## Stated goal
Only the pictures stay out; every record is to be quoted exactly.

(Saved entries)
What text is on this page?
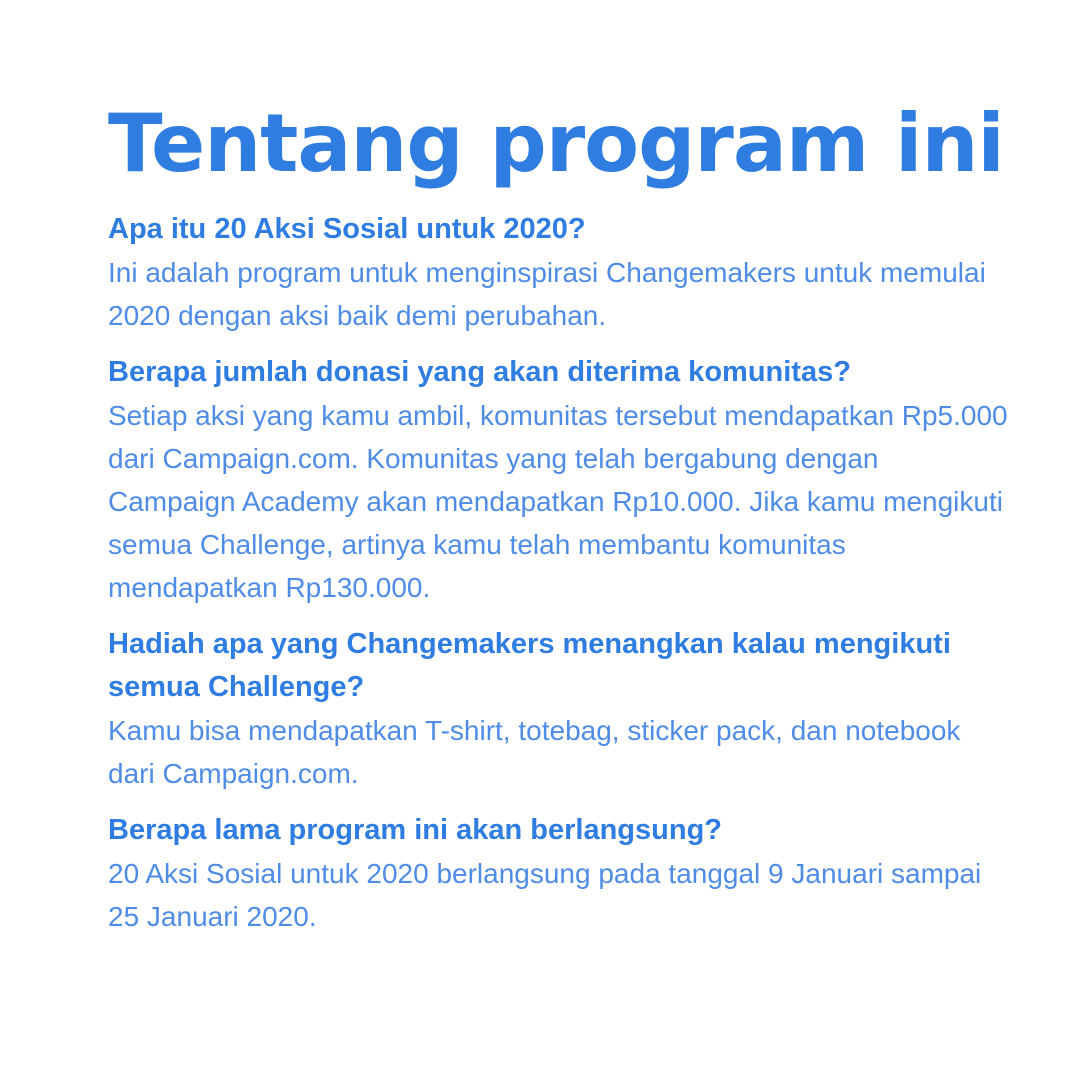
Tentang program ini

Apa itu 20 Aksi Sosial untuk 2020?

Ini adalah program untuk menginspirasi Changemakers untuk memulai 2020 dengan aksi baik demi perubahan.

Berapa jumlah donasi yang akan diterima komunitas?

Setiap aksi yang kamu ambil, komunitas tersebut mendapatkan Rp5.000 dari Campaign.com. Komunitas yang telah bergabung dengan Campaign Academy akan mendapatkan Rp10.000. Jika kamu mengikuti semua Challenge, artinya kamu telah membantu komunitas mendapatkan Rp130.000.

Hadiah apa yang Changemakers menangkan kalau mengikuti semua Challenge?

Kamu bisa mendapatkan T-shirt, totebag, sticker pack, dan notebook dari Campaign.com.

Berapa lama program ini akan berlangsung?

20 Aksi Sosial untuk 2020 berlangsung pada tanggal 9 Januari sampai 25 Januari 2020.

## Expected answer
What text is on this page?
Tentang program ini

Apa itu 20 Aksi Sosial untuk 2020?

Ini adalah program untuk menginspirasi Changemakers untuk memulai 2020 dengan aksi baik demi perubahan.

Berapa jumlah donasi yang akan diterima komunitas?

Setiap aksi yang kamu ambil, komunitas tersebut mendapatkan Rp5.000 dari Campaign.com. Komunitas yang telah bergabung dengan Campaign Academy akan mendapatkan Rp10.000. Jika kamu mengikuti semua Challenge, artinya kamu telah membantu komunitas mendapatkan Rp130.000.

Hadiah apa yang Changemakers menangkan kalau mengikuti semua Challenge?

Kamu bisa mendapatkan T-shirt, totebag, sticker pack, dan notebook dari Campaign.com.

Berapa lama program ini akan berlangsung?

20 Aksi Sosial untuk 2020 berlangsung pada tanggal 9 Januari sampai 25 Januari 2020.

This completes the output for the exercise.